==== Document

The vector division notation is, similarly, encoding a g-torsor in precisely the same way as length units are.
The examples so far are all torsors with abelian groups, but specifying position both requires choosing an origin and a length unit. The group of this torsor is a suitable semidirect product between translation and scaling, which gives a non-abelian group.
Most of the time we just implicitly choose a trivialization, which often causes confusion because it identifies objects with operations on them, e.g. conflating vectors as positions with vectors as translations. The author's treatise on problems with geometric algebra [1] even brings up this point!
I do know about torsors actually but I didn't think to link it from there. I guess I don't find the term very useful; it feels like things are still hard to think about even after you know it's a torsor!---but also, I think I need to get more familiar with the concept, because the other commenter on here who described my basis-logarithm as a "GL(V)-torsor" really said it much more succinctly than what I was hacking out manually.
Regardless of the terminology, I thought it was interesting because I have never seen the logarithm thought about in that way.
Thanks for the article. I do think your more elementary approach is good pedagogy since the subject is so broadly familiar already. I just like torsors, since they elegantly encode the "arbitrary choice" needed to deal with lots of objects.
Using the term "torsor" for that mathematical concept has been a very bad choice, both because the concept does not have any obvious relationship with the meaning of the word and because the word "torsor" had already been used for a very long time in classical mechanics for a very different concept, i.e. for the quantity that must be null for a rigid body to stay in equilibrium (i.e. the pair of a resultant force and a resultant torque).

========
==== Excerpted records

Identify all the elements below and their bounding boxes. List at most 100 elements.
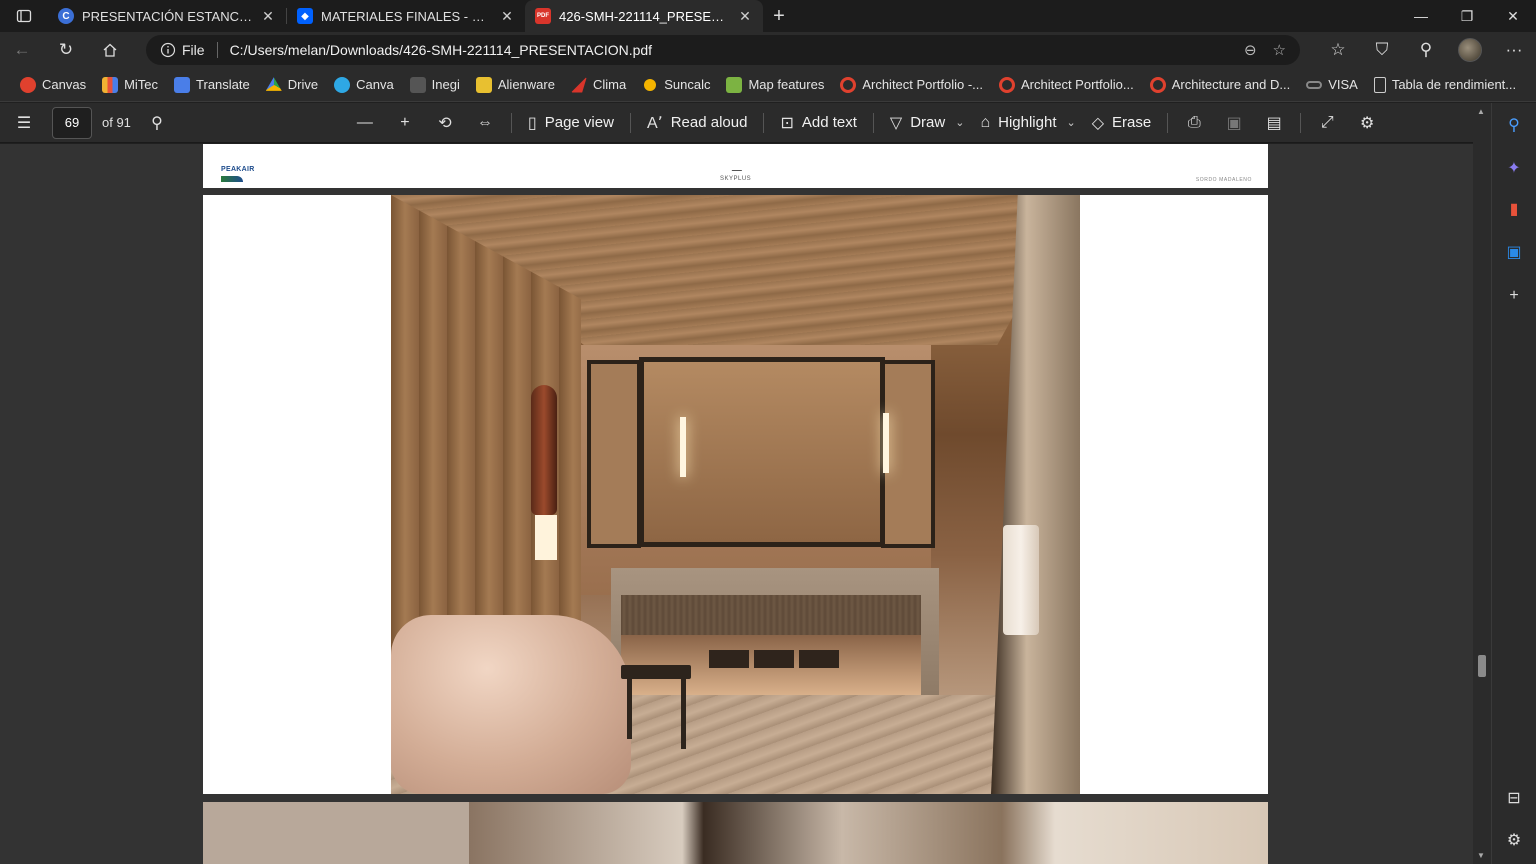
site-info-button[interactable]: File <box>160 42 205 58</box>
bookmark-label: Translate <box>196 77 250 92</box>
bookmark-inegi[interactable]: Inegi <box>402 71 468 99</box>
table-of-contents-button[interactable]: ☰ <box>4 103 44 143</box>
render-window <box>535 515 557 560</box>
window-controls: — ❐ ✕ <box>1398 0 1536 32</box>
bookmark-suncalc[interactable]: Suncalc <box>634 71 718 99</box>
back-button[interactable]: ← <box>0 32 44 68</box>
close-window-icon[interactable]: ✕ <box>1490 0 1536 32</box>
portfolio-icon <box>998 76 1015 93</box>
page-view-label: Page view <box>544 114 614 131</box>
sordo-madaleno-logo: SORDO MADALENO <box>1195 177 1252 183</box>
highlight-options-chevron-down-icon[interactable]: ⌄ <box>1067 116 1082 129</box>
portfolio-icon <box>840 76 857 93</box>
scheme-label: File <box>182 42 205 58</box>
fit-width-button[interactable]: ⇔ <box>465 103 505 143</box>
page-view-button[interactable]: ▯ Page view <box>518 103 624 143</box>
favorites-button[interactable]: ☆ <box>1316 32 1360 68</box>
save-as-button[interactable]: ▤ <box>1254 103 1294 143</box>
bookmark-tabla-rendimiento[interactable]: Tabla de rendimient... <box>1366 71 1524 99</box>
hide-sidebar-icon[interactable]: ⊟ <box>1502 786 1526 810</box>
bookmark-visa[interactable]: VISA <box>1298 71 1366 99</box>
link-icon <box>1306 80 1323 89</box>
page-number-input[interactable] <box>52 106 92 139</box>
bookmark-label: VISA <box>1328 77 1358 92</box>
browser-essentials-button[interactable]: ⛉ <box>1360 32 1404 68</box>
bookmark-canva[interactable]: Canva <box>326 71 402 99</box>
refresh-icon: ↻ <box>58 40 74 59</box>
print-button[interactable]: ⎙ <box>1174 103 1214 143</box>
search-sidebar-icon[interactable]: ⚲ <box>1502 113 1526 137</box>
tab-3-active[interactable]: PDF 426-SMH-221114_PRESENTACIO ✕ <box>525 0 763 32</box>
url-text[interactable]: C:/Users/melan/Downloads/426-SMH-221114_… <box>230 42 653 58</box>
minimize-icon[interactable]: — <box>1398 0 1444 32</box>
zoom-out-icon[interactable]: ⊖ <box>1244 41 1257 59</box>
pdf-page-header: PEAKAIR SKYPLUS SORDO MADALENO <box>203 144 1268 188</box>
save-button[interactable]: ▣ <box>1214 103 1254 143</box>
render-wall-sculpture <box>531 385 557 515</box>
bookmark-architect-portfolio-2[interactable]: Architect Portfolio... <box>991 71 1142 99</box>
close-tab-icon[interactable]: ✕ <box>737 8 753 25</box>
read-aloud-label: Read aloud <box>670 114 748 131</box>
settings-menu-button[interactable]: ··· <box>1492 32 1536 68</box>
pdf-viewer[interactable]: PEAKAIR SKYPLUS SORDO MADALENO <box>0 144 1473 864</box>
rotate-button[interactable]: ⟲ <box>425 103 465 143</box>
add-sidebar-app-icon[interactable]: + <box>1502 284 1526 308</box>
tab-actions-button[interactable] <box>0 0 48 32</box>
draw-options-chevron-down-icon[interactable]: ⌄ <box>955 116 970 129</box>
scroll-up-icon[interactable]: ▲ <box>1477 107 1485 116</box>
scroll-thumb[interactable] <box>1478 655 1486 677</box>
pdf-settings-button[interactable]: ⚙ <box>1347 103 1387 143</box>
tab-strip: C PRESENTACIÓN ESTANCIA - Pres ✕ ◆ MATER… <box>0 0 1536 32</box>
address-bar[interactable]: File C:/Users/melan/Downloads/426-SMH-22… <box>146 35 1300 65</box>
close-tab-icon[interactable]: ✕ <box>260 8 276 25</box>
scroll-down-icon[interactable]: ▼ <box>1477 851 1485 860</box>
office-icon[interactable]: ▮ <box>1502 197 1526 221</box>
bookmark-translate[interactable]: Translate <box>166 71 258 99</box>
bookmark-label: Architecture and D... <box>1171 77 1291 92</box>
draw-button[interactable]: ▽ Draw <box>880 103 955 143</box>
bookmark-mitec[interactable]: MiTec <box>94 71 166 99</box>
bookmark-architecture-and-design[interactable]: Architecture and D... <box>1142 71 1299 99</box>
extensions-button[interactable]: ⚲ <box>1404 32 1448 68</box>
bookmark-architect-portfolio-1[interactable]: Architect Portfolio -... <box>832 71 991 99</box>
add-favorite-icon[interactable]: ☆ <box>1273 41 1286 59</box>
zoom-in-button[interactable]: + <box>385 103 425 143</box>
bookmark-drive[interactable]: Drive <box>258 71 326 99</box>
outlook-icon[interactable]: ▣ <box>1502 240 1526 264</box>
bookmark-label: Alienware <box>497 77 555 92</box>
bookmark-canvas[interactable]: Canvas <box>12 71 94 99</box>
more-icon: ··· <box>1505 40 1523 59</box>
favorites-bar: Canvas MiTec Translate Drive Canva Inegi… <box>0 68 1536 102</box>
find-button[interactable]: ⚲ <box>137 103 177 143</box>
home-button[interactable] <box>88 32 132 68</box>
pdf-page <box>203 195 1268 794</box>
document-icon <box>1373 76 1386 93</box>
tab-2[interactable]: ◆ MATERIALES FINALES - Dropbox ✕ <box>287 0 525 32</box>
profile-button[interactable] <box>1448 32 1492 68</box>
erase-button[interactable]: ◇ Erase <box>1082 103 1162 143</box>
toolbar-divider <box>1300 112 1302 133</box>
tab-1[interactable]: C PRESENTACIÓN ESTANCIA - Pres ✕ <box>48 0 286 32</box>
bookmark-map-features[interactable]: Map features <box>718 71 832 99</box>
highlight-button[interactable]: ⌂ Highlight <box>970 103 1066 143</box>
canva-favicon-icon: C <box>58 8 74 24</box>
read-aloud-button[interactable]: A՚ Read aloud <box>637 103 758 143</box>
zoom-out-button[interactable]: — <box>345 103 385 143</box>
info-icon <box>160 42 176 58</box>
text-box-icon: ⊡ <box>780 114 794 132</box>
next-pdf-page-preview <box>203 802 1268 864</box>
refresh-button[interactable]: ↻ <box>44 32 88 68</box>
add-text-button[interactable]: ⊡ Add text <box>770 103 866 143</box>
erase-label: Erase <box>1112 114 1152 131</box>
fullscreen-button[interactable]: ⤢ <box>1307 103 1347 143</box>
bookmark-label: Suncalc <box>664 77 711 92</box>
sidebar-settings-gear-icon[interactable]: ⚙ <box>1502 828 1526 852</box>
copilot-icon[interactable]: ✦ <box>1502 156 1526 180</box>
close-tab-icon[interactable]: ✕ <box>499 8 515 25</box>
bookmark-alienware[interactable]: Alienware <box>468 71 563 99</box>
vertical-scrollbar[interactable]: ▲ ▼ <box>1473 103 1491 864</box>
restore-icon[interactable]: ❐ <box>1444 0 1490 32</box>
bookmark-clima[interactable]: Clima <box>563 71 634 99</box>
list-icon: ☰ <box>16 114 32 132</box>
new-tab-button[interactable]: + <box>763 0 795 32</box>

========

_Required task_:
Print the part of the torsor thread starting with "I do know about" and going on through "in that way.". The listing stands apart from the torsor thread.

_Result_:
I do know about torsors actually but I didn't think to link it from there. I guess I don't find the term very useful; it feels like things are still hard to think about even after you know it's a torsor!---but also, I think I need to get more familiar with the concept, because the other commenter on here who described my basis-logarithm as a "GL(V)-torsor" really said it much more succinctly than what I was hacking out manually.
Regardless of the terminology, I thought it was interesting because I have never seen the logarithm thought about in that way.